» Task prompt
All of the data below must be repeated exactly.

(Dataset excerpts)
——

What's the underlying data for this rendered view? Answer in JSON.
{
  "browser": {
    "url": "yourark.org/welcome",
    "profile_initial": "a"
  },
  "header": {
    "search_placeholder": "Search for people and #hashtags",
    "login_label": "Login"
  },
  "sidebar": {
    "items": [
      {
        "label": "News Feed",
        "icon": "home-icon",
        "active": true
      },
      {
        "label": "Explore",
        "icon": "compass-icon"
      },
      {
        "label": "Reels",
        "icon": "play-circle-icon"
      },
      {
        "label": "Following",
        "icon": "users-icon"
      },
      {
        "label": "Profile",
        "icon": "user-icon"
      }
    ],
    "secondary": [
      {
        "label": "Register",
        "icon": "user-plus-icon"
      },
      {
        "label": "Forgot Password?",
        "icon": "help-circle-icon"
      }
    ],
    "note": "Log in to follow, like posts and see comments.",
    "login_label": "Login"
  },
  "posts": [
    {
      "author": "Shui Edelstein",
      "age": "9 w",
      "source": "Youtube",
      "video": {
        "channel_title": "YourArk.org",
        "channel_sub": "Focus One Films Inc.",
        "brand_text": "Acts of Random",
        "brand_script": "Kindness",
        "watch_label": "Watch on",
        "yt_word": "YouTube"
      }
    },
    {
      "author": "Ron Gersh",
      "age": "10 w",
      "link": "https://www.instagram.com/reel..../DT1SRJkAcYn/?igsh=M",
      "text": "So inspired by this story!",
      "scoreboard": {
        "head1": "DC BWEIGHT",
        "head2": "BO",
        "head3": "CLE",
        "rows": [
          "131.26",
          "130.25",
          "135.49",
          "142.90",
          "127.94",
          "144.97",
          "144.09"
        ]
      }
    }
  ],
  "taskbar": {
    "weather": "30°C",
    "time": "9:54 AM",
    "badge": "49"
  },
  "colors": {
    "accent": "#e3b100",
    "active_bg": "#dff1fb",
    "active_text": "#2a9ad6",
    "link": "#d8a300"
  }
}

——

» Answer to this problem
What's the underlying data for this rendered view? Answer in JSON.
{
  "browser": {
    "url": "yourark.org/welcome",
    "profile_initial": "a"
  },
  "header": {
    "search_placeholder": "Search for people and #hashtags",
    "login_label": "Login"
  },
  "sidebar": {
    "items": [
      {
        "label": "News Feed",
        "icon": "home-icon",
        "active": true
      },
      {
        "label": "Explore",
        "icon": "compass-icon"
      },
      {
        "label": "Reels",
        "icon": "play-circle-icon"
      },
      {
        "label": "Following",
        "icon": "users-icon"
      },
      {
        "label": "Profile",
        "icon": "user-icon"
      }
    ],
    "secondary": [
      {
        "label": "Register",
        "icon": "user-plus-icon"
      },
      {
        "label": "Forgot Password?",
        "icon": "help-circle-icon"
      }
    ],
    "note": "Log in to follow, like posts and see comments.",
    "login_label": "Login"
  },
  "posts": [
    {
      "author": "Shui Edelstein",
      "age": "9 w",
      "source": "Youtube",
      "video": {
        "channel_title": "YourArk.org",
        "channel_sub": "Focus One Films Inc.",
        "brand_text": "Acts of Random",
        "brand_script": "Kindness",
        "watch_label": "Watch on",
        "yt_word": "YouTube"
      }
    },
    {
      "author": "Ron Gersh",
      "age": "10 w",
      "link": "https://www.instagram.com/reel..../DT1SRJkAcYn/?igsh=M",
      "text": "So inspired by this story!",
      "scoreboard": {
        "head1": "DC BWEIGHT",
        "head2": "BO",
        "head3": "CLE",
        "rows": [
          "131.26",
          "130.25",
          "135.49",
          "142.90",
          "127.94",
          "144.97",
          "144.09"
        ]
      }
    }
  ],
  "taskbar": {
    "weather": "30°C",
    "time": "9:54 AM",
    "badge": "49"
  },
  "colors": {
    "accent": "#e3b100",
    "active_bg": "#dff1fb",
    "active_text": "#2a9ad6",
    "link": "#d8a300"
  }
}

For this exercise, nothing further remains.